PROMPT:
Write out the entire listing below exactly, with the pictures left out.
══════
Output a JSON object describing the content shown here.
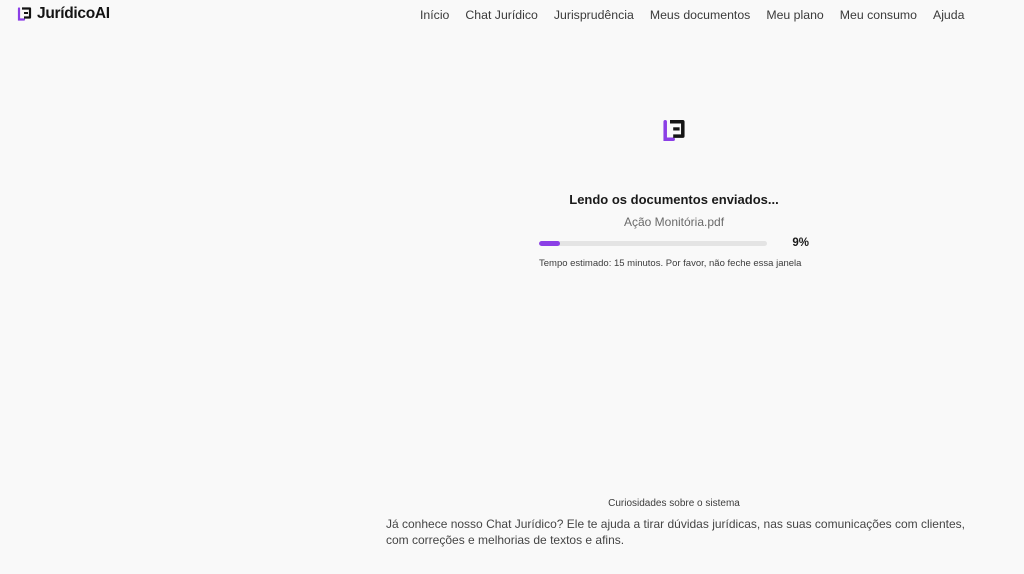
{
  "app": {
    "brand_name": "JurídicoAI",
    "logo_icon": "juridico-logo-icon",
    "accent_color": "#8b3fe6"
  },
  "nav": {
    "items": [
      {
        "label": "Início"
      },
      {
        "label": "Chat Jurídico"
      },
      {
        "label": "Jurisprudência"
      },
      {
        "label": "Meus documentos"
      },
      {
        "label": "Meu plano"
      },
      {
        "label": "Meu consumo"
      },
      {
        "label": "Ajuda"
      }
    ]
  },
  "loading": {
    "title": "Lendo os documentos enviados...",
    "file_name": "Ação Monitória.pdf",
    "progress_percent": 9,
    "progress_label": "9%",
    "estimate_text": "Tempo estimado: 15 minutos. Por favor, não feche essa janela"
  },
  "curiosities": {
    "heading": "Curiosidades sobre o sistema",
    "text": "Já conhece nosso Chat Jurídico? Ele te ajuda a tirar dúvidas jurídicas, nas suas comunicações com clientes, com correções e melhorias de textos e afins."
  }
}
══════
PROBLEM SOLUTION:
Output a JSON object describing the content shown here.
{
  "app": {
    "brand_name": "JurídicoAI",
    "logo_icon": "juridico-logo-icon",
    "accent_color": "#8b3fe6"
  },
  "nav": {
    "items": [
      {
        "label": "Início"
      },
      {
        "label": "Chat Jurídico"
      },
      {
        "label": "Jurisprudência"
      },
      {
        "label": "Meus documentos"
      },
      {
        "label": "Meu plano"
      },
      {
        "label": "Meu consumo"
      },
      {
        "label": "Ajuda"
      }
    ]
  },
  "loading": {
    "title": "Lendo os documentos enviados...",
    "file_name": "Ação Monitória.pdf",
    "progress_percent": 9,
    "progress_label": "9%",
    "estimate_text": "Tempo estimado: 15 minutos. Por favor, não feche essa janela"
  },
  "curiosities": {
    "heading": "Curiosidades sobre o sistema",
    "text": "Já conhece nosso Chat Jurídico? Ele te ajuda a tirar dúvidas jurídicas, nas suas comunicações com clientes, com correções e melhorias de textos e afins."
  }
}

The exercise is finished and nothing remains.